● **Short problem**
Retype the full set of records. Keep every character identical.

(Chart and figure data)
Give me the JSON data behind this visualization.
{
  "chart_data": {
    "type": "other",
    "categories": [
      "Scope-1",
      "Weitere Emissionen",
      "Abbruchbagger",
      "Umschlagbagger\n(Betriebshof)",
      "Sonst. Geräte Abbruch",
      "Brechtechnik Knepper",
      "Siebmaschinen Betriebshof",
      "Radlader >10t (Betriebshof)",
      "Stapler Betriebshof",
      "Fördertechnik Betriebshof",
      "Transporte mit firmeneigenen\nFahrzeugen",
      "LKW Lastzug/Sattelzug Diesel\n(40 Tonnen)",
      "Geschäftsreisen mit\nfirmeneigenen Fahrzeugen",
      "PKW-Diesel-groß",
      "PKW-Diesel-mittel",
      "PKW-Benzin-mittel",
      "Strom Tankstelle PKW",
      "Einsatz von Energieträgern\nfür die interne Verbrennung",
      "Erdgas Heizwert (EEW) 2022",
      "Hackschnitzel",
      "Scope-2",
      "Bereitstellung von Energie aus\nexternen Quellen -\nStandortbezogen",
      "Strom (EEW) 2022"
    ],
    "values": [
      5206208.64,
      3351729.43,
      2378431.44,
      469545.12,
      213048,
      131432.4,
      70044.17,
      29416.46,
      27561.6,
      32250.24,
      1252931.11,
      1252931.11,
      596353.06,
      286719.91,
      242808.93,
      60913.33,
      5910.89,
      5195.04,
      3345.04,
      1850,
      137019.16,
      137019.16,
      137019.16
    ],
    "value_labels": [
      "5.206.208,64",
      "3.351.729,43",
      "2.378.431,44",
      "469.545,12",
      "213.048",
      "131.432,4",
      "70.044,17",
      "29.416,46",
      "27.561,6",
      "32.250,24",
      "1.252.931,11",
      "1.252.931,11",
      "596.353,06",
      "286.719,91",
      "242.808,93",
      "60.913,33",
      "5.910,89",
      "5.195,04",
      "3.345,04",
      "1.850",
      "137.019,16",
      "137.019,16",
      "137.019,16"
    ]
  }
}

● **Response**
Give me the JSON data behind this visualization.
{
  "chart_data": {
    "type": "other",
    "categories": [
      "Scope-1",
      "Weitere Emissionen",
      "Abbruchbagger",
      "Umschlagbagger\n(Betriebshof)",
      "Sonst. Geräte Abbruch",
      "Brechtechnik Knepper",
      "Siebmaschinen Betriebshof",
      "Radlader >10t (Betriebshof)",
      "Stapler Betriebshof",
      "Fördertechnik Betriebshof",
      "Transporte mit firmeneigenen\nFahrzeugen",
      "LKW Lastzug/Sattelzug Diesel\n(40 Tonnen)",
      "Geschäftsreisen mit\nfirmeneigenen Fahrzeugen",
      "PKW-Diesel-groß",
      "PKW-Diesel-mittel",
      "PKW-Benzin-mittel",
      "Strom Tankstelle PKW",
      "Einsatz von Energieträgern\nfür die interne Verbrennung",
      "Erdgas Heizwert (EEW) 2022",
      "Hackschnitzel",
      "Scope-2",
      "Bereitstellung von Energie aus\nexternen Quellen -\nStandortbezogen",
      "Strom (EEW) 2022"
    ],
    "values": [
      5206208.64,
      3351729.43,
      2378431.44,
      469545.12,
      213048,
      131432.4,
      70044.17,
      29416.46,
      27561.6,
      32250.24,
      1252931.11,
      1252931.11,
      596353.06,
      286719.91,
      242808.93,
      60913.33,
      5910.89,
      5195.04,
      3345.04,
      1850,
      137019.16,
      137019.16,
      137019.16
    ],
    "value_labels": [
      "5.206.208,64",
      "3.351.729,43",
      "2.378.431,44",
      "469.545,12",
      "213.048",
      "131.432,4",
      "70.044,17",
      "29.416,46",
      "27.561,6",
      "32.250,24",
      "1.252.931,11",
      "1.252.931,11",
      "596.353,06",
      "286.719,91",
      "242.808,93",
      "60.913,33",
      "5.910,89",
      "5.195,04",
      "3.345,04",
      "1.850",
      "137.019,16",
      "137.019,16",
      "137.019,16"
    ]
  }
}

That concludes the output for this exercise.